> Exercise prompt
Do any lines in the data below contain "μέρος"? If so, copy every one of them.

───── Data supplied ─────

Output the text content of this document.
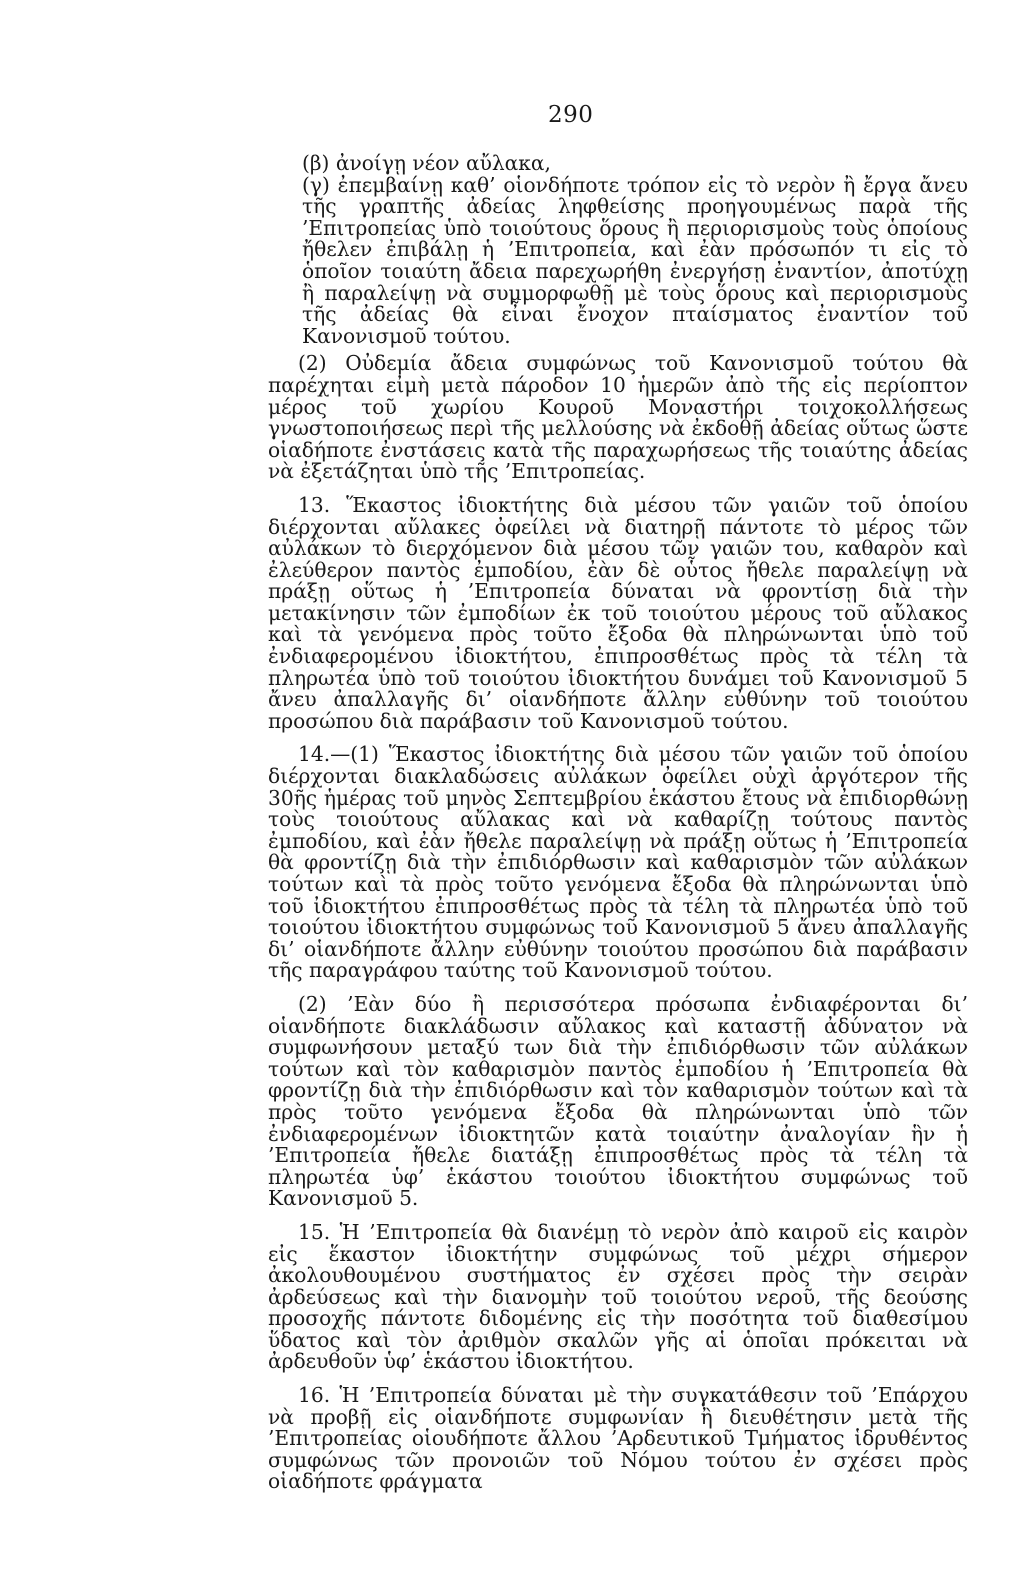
290

(β) ἀνοίγῃ νέον αὔλακα,

(γ) ἐπεμβαίνῃ καθ’ οἱονδήποτε τρόπον εἰς τὸ νερὸν ἢ ἔργα ἄνευ τῆς γραπτῆς ἀδείας ληφθείσης προηγουμένως παρὰ τῆς ’Επιτροπείας ὑπὸ τοιούτους ὅρους ἢ περιορισμοὺς τοὺς ὁποίους ἤθελεν ἐπιβάλῃ ἡ ’Επιτροπεία, καὶ ἐὰν πρόσωπόν τι εἰς τὸ ὁποῖον τοιαύτη ἄδεια παρεχωρήθη ἐνεργήσῃ ἐναντίον, ἀποτύχῃ ἢ παραλείψῃ νὰ συμμορφωθῇ μὲ τοὺς ὅρους καὶ περιορισμοὺς τῆς ἀδείας θὰ εἶναι ἔνοχον πταίσματος ἐναντίον τοῦ Κανονισμοῦ τούτου.

(2) Οὐδεμία ἄδεια συμφώνως τοῦ Κανονισμοῦ τούτου θὰ παρέχηται εἰμὴ μετὰ πάροδον 10 ἡμερῶν ἀπὸ τῆς εἰς περίοπτον μέρος τοῦ χωρίου Κουροῦ Μοναστήρι τοιχοκολλήσεως γνωστοποιήσεως περὶ τῆς μελλούσης νὰ ἐκδοθῇ ἀδείας οὕτως ὥστε οἱαδήποτε ἐνστάσεις κατὰ τῆς παραχωρήσεως τῆς τοιαύτης ἀδείας νὰ ἐξετάζηται ὑπὸ τῆς ’Επιτροπείας.

13. Ἕκαστος ἰδιοκτήτης διὰ μέσου τῶν γαιῶν τοῦ ὁποίου διέρχονται αὔλακες ὀφείλει νὰ διατηρῇ πάντοτε τὸ μέρος τῶν αὐλάκων τὸ διερχόμενον διὰ μέσου τῶν γαιῶν του, καθαρὸν καὶ ἐλεύθερον παντὸς ἐμποδίου, ἐὰν δὲ οὗτος ἤθελε παραλείψῃ νὰ πράξῃ οὕτως ἡ ’Επιτροπεία δύναται νὰ φροντίσῃ διὰ τὴν μετακίνησιν τῶν ἐμποδίων ἐκ τοῦ τοιούτου μέρους τοῦ αὔλακος καὶ τὰ γενόμενα πρὸς τοῦτο ἔξοδα θὰ πληρώνωνται ὑπὸ τοῦ ἐνδιαφερομένου ἰδιοκτήτου, ἐπιπροσθέτως πρὸς τὰ τέλη τὰ πληρωτέα ὑπὸ τοῦ τοιούτου ἰδιοκτήτου δυνάμει τοῦ Κανονισμοῦ 5 ἄνευ ἀπαλλαγῆς δι’ οἱανδήποτε ἄλλην εὐθύνην τοῦ τοιούτου προσώπου διὰ παράβασιν τοῦ Κανονισμοῦ τούτου.

14.—(1) Ἕκαστος ἰδιοκτήτης διὰ μέσου τῶν γαιῶν τοῦ ὁποίου διέρχονται διακλαδώσεις αὐλάκων ὀφείλει οὐχὶ ἀργότερον τῆς 30ῆς ἡμέρας τοῦ μηνὸς Σεπτεμβρίου ἑκάστου ἔτους νὰ ἐπιδιορθώνῃ τοὺς τοιούτους αὔλακας καὶ νὰ καθαρίζῃ τούτους παντὸς ἐμποδίου, καὶ ἐὰν ἤθελε παραλείψῃ νὰ πράξῃ οὕτως ἡ ’Επιτροπεία θὰ φροντίζῃ διὰ τὴν ἐπιδιόρθωσιν καὶ καθαρισμὸν τῶν αὐλάκων τούτων καὶ τὰ πρὸς τοῦτο γενόμενα ἔξοδα θὰ πληρώνωνται ὑπὸ τοῦ ἰδιοκτήτου ἐπιπροσθέτως πρὸς τὰ τέλη τὰ πληρωτέα ὑπὸ τοῦ τοιούτου ἰδιοκτήτου συμφώνως τοῦ Κανονισμοῦ 5 ἄνευ ἀπαλλαγῆς δι’ οἱανδήποτε ἄλλην εὐθύνην τοιούτου προσώπου διὰ παράβασιν τῆς παραγράφου ταύτης τοῦ Κανονισμοῦ τούτου.

(2) ’Εὰν δύο ἢ περισσότερα πρόσωπα ἐνδιαφέρονται δι’ οἱανδήποτε διακλάδωσιν αὔλακος καὶ καταστῇ ἀδύνατον νὰ συμφωνήσουν μεταξύ των διὰ τὴν ἐπιδιόρθωσιν τῶν αὐλάκων τούτων καὶ τὸν καθαρισμὸν παντὸς ἐμποδίου ἡ ’Επιτροπεία θὰ φροντίζῃ διὰ τὴν ἐπιδιόρθωσιν καὶ τὸν καθαρισμὸν τούτων καὶ τὰ πρὸς τοῦτο γενόμενα ἔξοδα θὰ πληρώνωνται ὑπὸ τῶν ἐνδιαφερομένων ἰδιοκτητῶν κατὰ τοιαύτην ἀναλογίαν ἣν ἡ ’Επιτροπεία ἤθελε διατάξῃ ἐπιπροσθέτως πρὸς τὰ τέλη τὰ πληρωτέα ὑφ’ ἑκάστου τοιούτου ἰδιοκτήτου συμφώνως τοῦ Κανονισμοῦ 5.

15. Ἡ ’Επιτροπεία θὰ διανέμῃ τὸ νερὸν ἀπὸ καιροῦ εἰς καιρὸν εἰς ἕκαστον ἰδιοκτήτην συμφώνως τοῦ μέχρι σήμερον ἀκολουθουμένου συστήματος ἐν σχέσει πρὸς τὴν σειρὰν ἀρδεύσεως καὶ τὴν διανομὴν τοῦ τοιούτου νεροῦ, τῆς δεούσης προσοχῆς πάντοτε διδομένης εἰς τὴν ποσότητα τοῦ διαθεσίμου ὕδατος καὶ τὸν ἀριθμὸν σκαλῶν γῆς αἱ ὁποῖαι πρόκειται νὰ ἀρδευθοῦν ὑφ’ ἑκάστου ἰδιοκτήτου.

16. Ἡ ’Επιτροπεία δύναται μὲ τὴν συγκατάθεσιν τοῦ ’Επάρχου νὰ προβῇ εἰς οἱανδήποτε συμφωνίαν ἢ διευθέτησιν μετὰ τῆς ’Επιτροπείας οἱουδήποτε ἄλλου ’Αρδευτικοῦ Τμήματος ἱδρυθέντος συμφώνως τῶν προνοιῶν τοῦ Νόμου τούτου ἐν σχέσει πρὸς οἱαδήποτε φράγματα
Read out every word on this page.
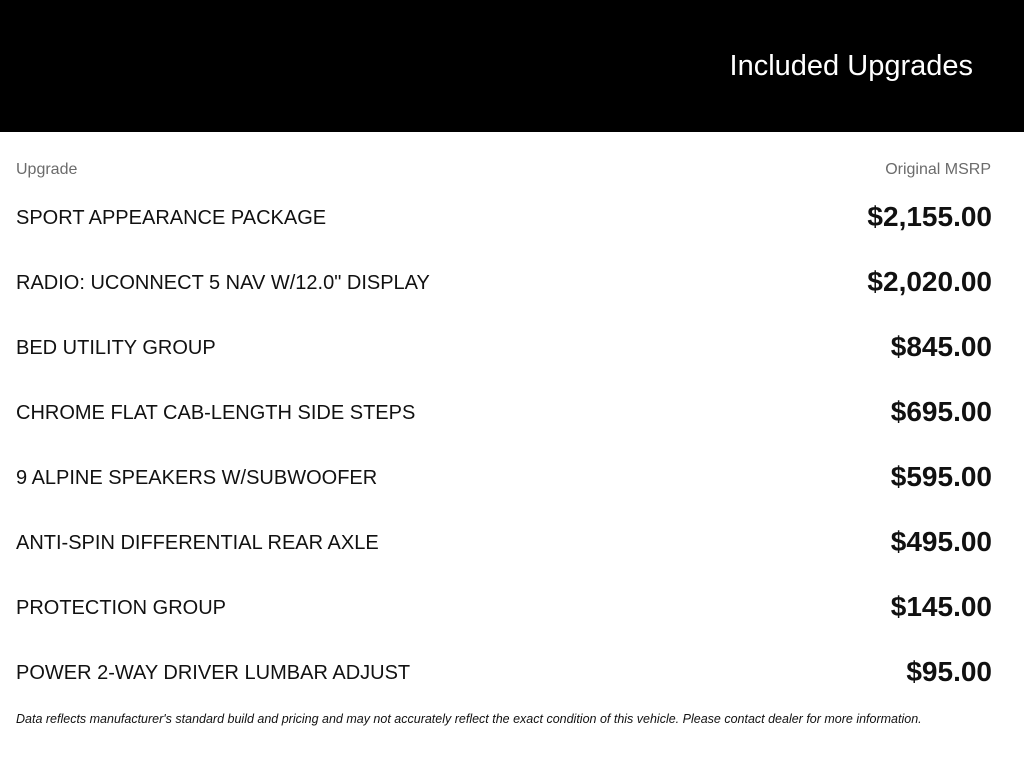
Included Upgrades
Upgrade	Original MSRP
SPORT APPEARANCE PACKAGE	$2,155.00
RADIO: UCONNECT 5 NAV W/12.0" DISPLAY	$2,020.00
BED UTILITY GROUP	$845.00
CHROME FLAT CAB-LENGTH SIDE STEPS	$695.00
9 ALPINE SPEAKERS W/SUBWOOFER	$595.00
ANTI-SPIN DIFFERENTIAL REAR AXLE	$495.00
PROTECTION GROUP	$145.00
POWER 2-WAY DRIVER LUMBAR ADJUST	$95.00
Data reflects manufacturer's standard build and pricing and may not accurately reflect the exact condition of this vehicle. Please contact dealer for more information.
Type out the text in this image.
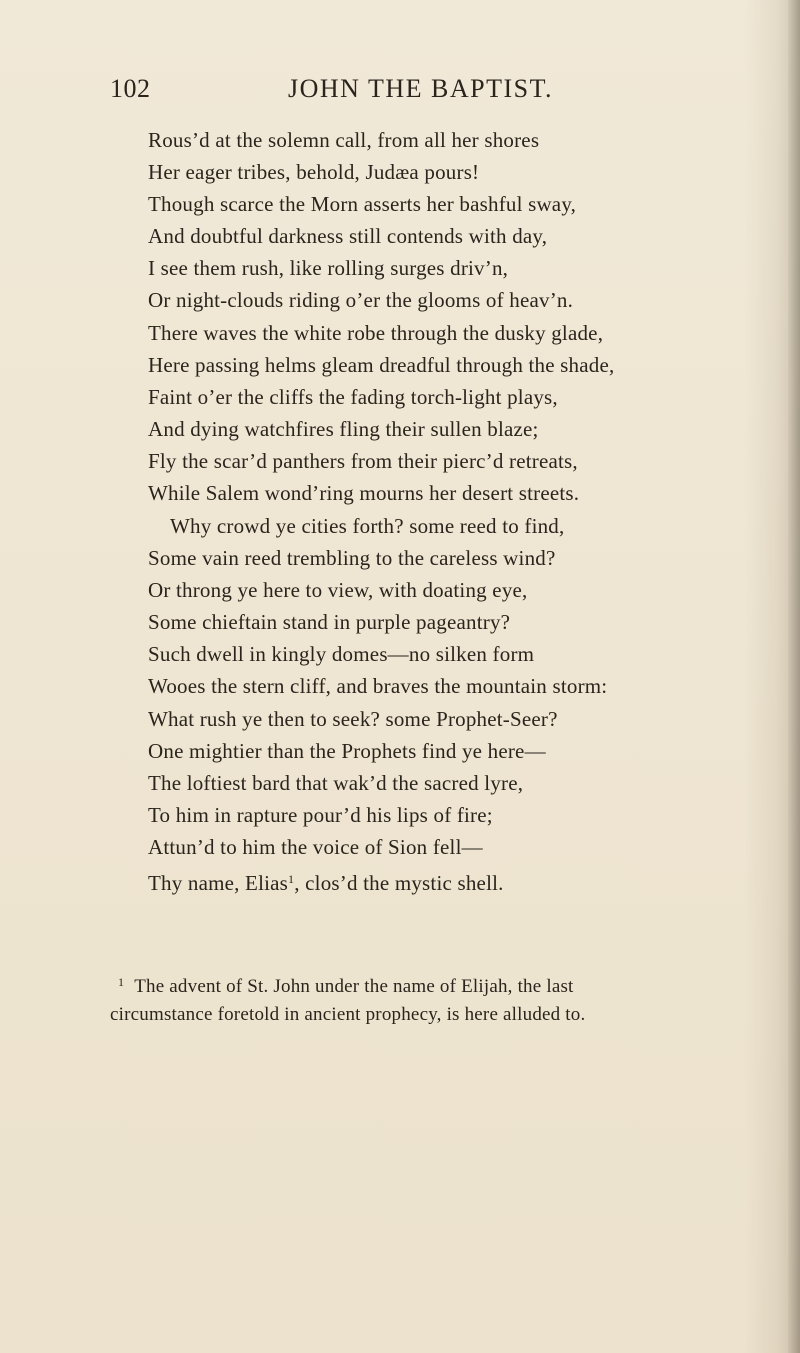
102	JOHN THE BAPTIST.
Rous’d at the solemn call, from all her shores
Her eager tribes, behold, Judæa pours!
Though scarce the Morn asserts her bashful sway,
And doubtful darkness still contends with day,
I see them rush, like rolling surges driv’n,
Or night-clouds riding o’er the glooms of heav’n.
There waves the white robe through the dusky glade,
Here passing helms gleam dreadful through the shade,
Faint o’er the cliffs the fading torch-light plays,
And dying watchfires fling their sullen blaze;
Fly the scar’d panthers from their pierc’d retreats,
While Salem wond’ring mourns her desert streets.
Why crowd ye cities forth? some reed to find,
Some vain reed trembling to the careless wind?
Or throng ye here to view, with doating eye,
Some chieftain stand in purple pageantry?
Such dwell in kingly domes—no silken form
Wooes the stern cliff, and braves the mountain storm:
What rush ye then to seek? some Prophet-Seer?
One mightier than the Prophets find ye here—
The loftiest bard that wak’d the sacred lyre,
To him in rapture pour’d his lips of fire;
Attun’d to him the voice of Sion fell—
Thy name, Elias$^1$, clos’d the mystic shell.

$^1$ The advent of St. John under the name of Elijah, the last

circumstance foretold in ancient prophecy, is here alluded to.
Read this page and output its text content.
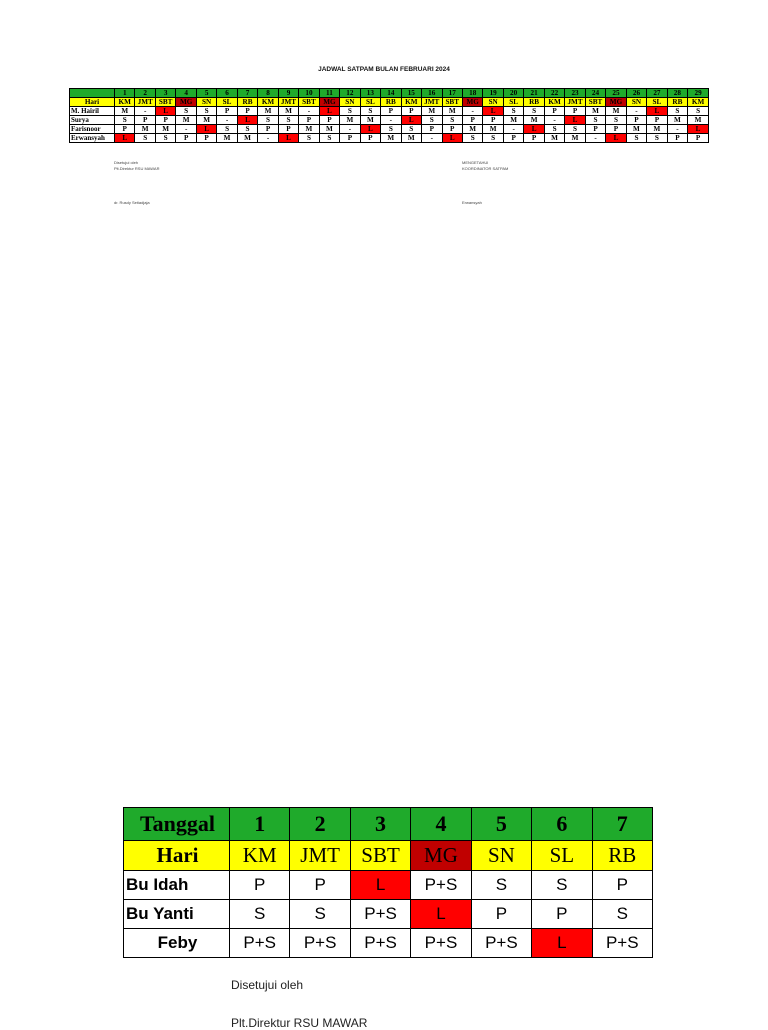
JADWAL SATPAM BULAN FEBRUARI 2024
	1	2	3	4	5	6	7	8	9	10	11	12	13	14	15	16	17	18	19	20	21	22	23	24	25	26	27	28	29
Hari	KM	JMT	SBT	MG	SN	SL	RB	KM	JMT	SBT	MG	SN	SL	RB	KM	JMT	SBT	MG	SN	SL	RB	KM	JMT	SBT	MG	SN	SL	RB	KM
M. Hairil	M	-	L	S	S	P	P	M	M	-	L	S	S	P	P	M	M	-	L	S	S	P	P	M	M	-	L	S	S
Surya	S	P	P	M	M	-	L	S	S	P	P	M	M	-	L	S	S	P	P	M	M	-	L	S	S	P	P	M	M
Farisnoor	P	M	M	-	L	S	S	P	P	M	M	-	L	S	S	P	P	M	M	-	L	S	S	P	P	M	M	-	L
Erwansyah	L	S	S	P	P	M	M	-	L	S	S	P	P	M	M	-	L	S	S	P	P	M	M	-	L	S	S	P	P
Disetujui oleh
Plt.Direktur RSU MAWAR
dr. Rusdy Setiadjaja
MENGETAHUI
KOORDINATOR SATPAM
Erwansyah
Tanggal	1	2	3	4	5	6	7
Hari	KM	JMT	SBT	MG	SN	SL	RB
Bu Idah	P	P	L	P+S	S	S	P
Bu Yanti	S	S	P+S	L	P	P	S
Feby	P+S	P+S	P+S	P+S	P+S	L	P+S
Disetujui oleh
Plt.Direktur RSU MAWAR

─────

> Task answer
(2) Οὐδεμία ἄδεια συμφώνως τοῦ Κανονισμοῦ τούτου θὰ παρέχηται εἰμὴ μετὰ πάροδον 10 ἡμερῶν ἀπὸ τῆς εἰς περίοπτον μέρος τοῦ χωρίου Κουροῦ Μοναστήρι τοιχοκολλήσεως γνωστοποιήσεως περὶ τῆς μελλούσης νὰ ἐκδοθῇ ἀδείας οὕτως ὥστε οἱαδήποτε ἐνστάσεις κατὰ τῆς παραχωρήσεως τῆς τοιαύτης ἀδείας νὰ ἐξετάζηται ὑπὸ τῆς ’Επιτροπείας.
13. Ἕκαστος ἰδιοκτήτης διὰ μέσου τῶν γαιῶν τοῦ ὁποίου διέρχονται αὔλακες ὀφείλει νὰ διατηρῇ πάντοτε τὸ μέρος τῶν αὐλάκων τὸ διερχόμενον διὰ μέσου τῶν γαιῶν του, καθαρὸν καὶ ἐλεύθερον παντὸς ἐμποδίου, ἐὰν δὲ οὗτος ἤθελε παραλείψῃ νὰ πράξῃ οὕτως ἡ ’Επιτροπεία δύναται νὰ φροντίσῃ διὰ τὴν μετακίνησιν τῶν ἐμποδίων ἐκ τοῦ τοιούτου μέρους τοῦ αὔλακος καὶ τὰ γενόμενα πρὸς τοῦτο ἔξοδα θὰ πληρώνωνται ὑπὸ τοῦ ἐνδιαφερομένου ἰδιοκτήτου, ἐπιπροσθέτως πρὸς τὰ τέλη τὰ πληρωτέα ὑπὸ τοῦ τοιούτου ἰδιοκτήτου δυνάμει τοῦ Κανονισμοῦ 5 ἄνευ ἀπαλλαγῆς δι’ οἱανδήποτε ἄλλην εὐθύνην τοῦ τοιούτου προσώπου διὰ παράβασιν τοῦ Κανονισμοῦ τούτου.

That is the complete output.